-- Page text start --
Jan. 8, 1853 - A bronze statue of Andrew Jackson on a horse was unveiled in Lafayette Park in Washington, D.C.

Jan. 8, 1861 – Around midnight, Federal forces under the command of Lt. Adam J. Slemmer at Fort Barrancas in Pensacola, Fla. fired on a group of Florida State Troops who attempted to move on the fort. This action was unlike the peaceful forfeiture of Fort Marion in St. Augustine the previous day. Some historians suggest that these were the first shots fired by United States forces in the Civil War.

Jan. 8, 1862 – During the Civil War, skirmishes were fought at Fishing Creek, Ky.; at Roan's Tan Yard, also known as Silver Creek, also known as Sugar Creek, near Charleston, Mo.; and at Cheat River and at the mouth of the Blue Stone River, West Virginia.

Jan. 8, 1863 – During the Civil War, the Second Battle of Springfield was fought in Spring Field, Missouri. A three-day Federal operation between Elkhorn and Berryville, Ark. also began. A skirmish was also fought at Knob Creek, near Ripley, Mill Creek, Harpeth Shoals, and Ashland Tenn. A three-day Federal operation between Suffolk and Blackwater, Va. also began, and a three-day Federal operation between Catlett’s Station and Rappahannock Station, Va. also began.

Jan. 8, 1864 – During the Civil War, a skirmish was fought at Moorefield Junction, West Va., and Federal artillery shelled the Confederate works at Caney Bayou, Texas.

Jan. 8, 1864 - Seventeen-year-old David Owen Dodd was hanged in Little Rock, Ark. He was captured as he tried to cross Federal lines near Little Rock with notes in Morse code hidden in his shoe. After a military court found him guilty, he confessed that he had been sent to gather information about Union troops. Dodd may have been the youngest person hanged as a spy in the Civil War.
-- Page text end --
-- Recorded data start --
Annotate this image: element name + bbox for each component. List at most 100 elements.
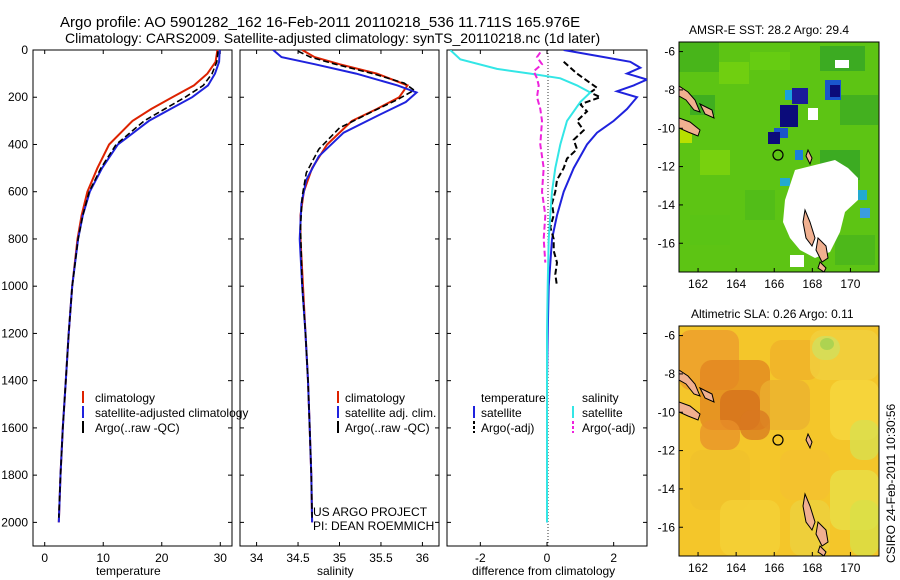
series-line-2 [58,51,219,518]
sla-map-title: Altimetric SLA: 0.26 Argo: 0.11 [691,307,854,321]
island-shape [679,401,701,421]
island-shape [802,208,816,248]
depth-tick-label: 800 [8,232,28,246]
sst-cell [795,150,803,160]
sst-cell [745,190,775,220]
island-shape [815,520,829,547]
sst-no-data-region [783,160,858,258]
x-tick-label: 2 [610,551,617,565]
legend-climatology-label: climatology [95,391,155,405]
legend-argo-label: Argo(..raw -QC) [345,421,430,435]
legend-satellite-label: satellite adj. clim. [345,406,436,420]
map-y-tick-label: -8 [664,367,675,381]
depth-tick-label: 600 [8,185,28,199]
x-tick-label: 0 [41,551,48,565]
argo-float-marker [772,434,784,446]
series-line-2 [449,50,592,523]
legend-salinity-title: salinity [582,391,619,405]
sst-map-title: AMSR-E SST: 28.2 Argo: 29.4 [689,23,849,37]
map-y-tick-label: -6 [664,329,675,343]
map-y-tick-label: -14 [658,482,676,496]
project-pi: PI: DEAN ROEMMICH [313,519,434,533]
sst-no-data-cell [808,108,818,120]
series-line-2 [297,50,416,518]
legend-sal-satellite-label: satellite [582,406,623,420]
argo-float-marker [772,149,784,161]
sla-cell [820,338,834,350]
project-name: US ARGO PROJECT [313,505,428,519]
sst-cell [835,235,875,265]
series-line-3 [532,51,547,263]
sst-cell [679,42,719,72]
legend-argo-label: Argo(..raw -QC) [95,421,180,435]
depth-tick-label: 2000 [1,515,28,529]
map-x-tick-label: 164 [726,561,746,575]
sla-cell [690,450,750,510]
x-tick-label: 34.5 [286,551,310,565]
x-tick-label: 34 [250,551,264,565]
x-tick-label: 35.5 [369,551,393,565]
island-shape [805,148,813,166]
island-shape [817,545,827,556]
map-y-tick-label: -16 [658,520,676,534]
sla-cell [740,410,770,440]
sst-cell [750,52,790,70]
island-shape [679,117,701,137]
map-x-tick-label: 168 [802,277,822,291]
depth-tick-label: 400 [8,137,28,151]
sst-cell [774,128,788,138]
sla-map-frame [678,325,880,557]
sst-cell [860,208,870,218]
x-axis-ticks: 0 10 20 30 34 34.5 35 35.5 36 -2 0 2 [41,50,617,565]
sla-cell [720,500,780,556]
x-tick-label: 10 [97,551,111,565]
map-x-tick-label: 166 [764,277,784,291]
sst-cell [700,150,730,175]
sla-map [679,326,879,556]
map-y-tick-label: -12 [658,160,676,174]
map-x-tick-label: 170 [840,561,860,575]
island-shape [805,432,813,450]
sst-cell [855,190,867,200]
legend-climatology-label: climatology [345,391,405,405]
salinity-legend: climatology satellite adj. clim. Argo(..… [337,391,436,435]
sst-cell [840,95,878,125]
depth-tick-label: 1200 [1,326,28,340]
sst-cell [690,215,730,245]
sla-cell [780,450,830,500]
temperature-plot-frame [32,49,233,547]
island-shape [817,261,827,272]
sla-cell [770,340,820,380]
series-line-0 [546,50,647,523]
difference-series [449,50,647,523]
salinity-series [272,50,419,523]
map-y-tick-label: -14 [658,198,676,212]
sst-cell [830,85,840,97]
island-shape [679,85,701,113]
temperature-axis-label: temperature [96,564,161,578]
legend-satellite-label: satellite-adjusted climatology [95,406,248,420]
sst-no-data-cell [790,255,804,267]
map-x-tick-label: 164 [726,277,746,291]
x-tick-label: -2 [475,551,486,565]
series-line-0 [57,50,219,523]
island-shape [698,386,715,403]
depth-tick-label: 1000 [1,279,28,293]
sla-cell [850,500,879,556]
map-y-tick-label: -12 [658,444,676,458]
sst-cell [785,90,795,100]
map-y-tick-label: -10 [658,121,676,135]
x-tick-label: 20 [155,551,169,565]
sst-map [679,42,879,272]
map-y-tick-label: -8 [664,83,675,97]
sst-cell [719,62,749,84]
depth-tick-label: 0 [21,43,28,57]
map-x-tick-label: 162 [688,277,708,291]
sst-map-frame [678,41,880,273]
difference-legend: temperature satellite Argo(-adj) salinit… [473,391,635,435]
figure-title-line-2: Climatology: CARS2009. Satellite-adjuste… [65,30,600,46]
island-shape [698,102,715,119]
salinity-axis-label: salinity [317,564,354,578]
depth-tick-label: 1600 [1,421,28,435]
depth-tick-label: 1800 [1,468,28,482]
-- Recorded data end --
**Task details**
Please repeat, word for word, the part of the January 8 history text that opens with the words containing "Jan. 8, 1861" and closes with "River, West Virginia.".

**Response to this task**
Jan. 8, 1861 – Around midnight, Federal forces under the command of Lt. Adam J. Slemmer at Fort Barrancas in Pensacola, Fla. fired on a group of Florida State Troops who attempted to move on the fort. This action was unlike the peaceful forfeiture of Fort Marion in St. Augustine the previous day. Some historians suggest that these were the first shots fired by United States forces in the Civil War.

Jan. 8, 1862 – During the Civil War, skirmishes were fought at Fishing Creek, Ky.; at Roan's Tan Yard, also known as Silver Creek, also known as Sugar Creek, near Charleston, Mo.; and at Cheat River and at the mouth of the Blue Stone River, West Virginia.